→ **WHAT TO WORK ON**
A line counts if it contains the string "text"; say how many such lines there are, giving only the number.

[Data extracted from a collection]

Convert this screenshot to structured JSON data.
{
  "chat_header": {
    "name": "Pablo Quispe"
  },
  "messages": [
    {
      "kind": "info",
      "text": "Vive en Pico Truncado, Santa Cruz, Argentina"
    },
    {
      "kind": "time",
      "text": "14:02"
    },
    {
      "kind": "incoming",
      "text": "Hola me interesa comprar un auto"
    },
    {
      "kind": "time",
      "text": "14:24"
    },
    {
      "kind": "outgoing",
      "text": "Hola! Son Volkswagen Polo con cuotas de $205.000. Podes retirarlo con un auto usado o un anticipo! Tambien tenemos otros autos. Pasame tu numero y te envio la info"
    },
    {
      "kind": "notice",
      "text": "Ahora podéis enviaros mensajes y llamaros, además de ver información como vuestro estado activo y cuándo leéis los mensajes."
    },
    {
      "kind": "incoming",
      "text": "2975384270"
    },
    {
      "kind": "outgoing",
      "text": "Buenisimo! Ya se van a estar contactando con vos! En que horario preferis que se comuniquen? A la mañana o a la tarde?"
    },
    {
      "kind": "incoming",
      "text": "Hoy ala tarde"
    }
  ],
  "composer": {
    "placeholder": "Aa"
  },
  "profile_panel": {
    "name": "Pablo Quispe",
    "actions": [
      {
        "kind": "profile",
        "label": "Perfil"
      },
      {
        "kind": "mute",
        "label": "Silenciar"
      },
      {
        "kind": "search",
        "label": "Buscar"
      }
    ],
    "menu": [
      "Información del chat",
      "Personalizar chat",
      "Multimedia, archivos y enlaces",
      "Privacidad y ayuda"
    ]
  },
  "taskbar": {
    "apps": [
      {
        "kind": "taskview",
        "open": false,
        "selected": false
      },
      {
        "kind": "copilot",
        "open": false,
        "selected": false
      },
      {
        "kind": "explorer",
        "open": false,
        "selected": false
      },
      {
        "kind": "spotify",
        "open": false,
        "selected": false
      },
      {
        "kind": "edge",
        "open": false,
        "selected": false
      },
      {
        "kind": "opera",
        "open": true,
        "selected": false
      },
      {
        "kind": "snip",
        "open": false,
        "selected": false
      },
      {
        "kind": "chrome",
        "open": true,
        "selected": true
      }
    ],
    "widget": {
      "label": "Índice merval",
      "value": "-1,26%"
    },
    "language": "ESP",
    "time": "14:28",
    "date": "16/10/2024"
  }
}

→ **EXPECTED ANSWER**
9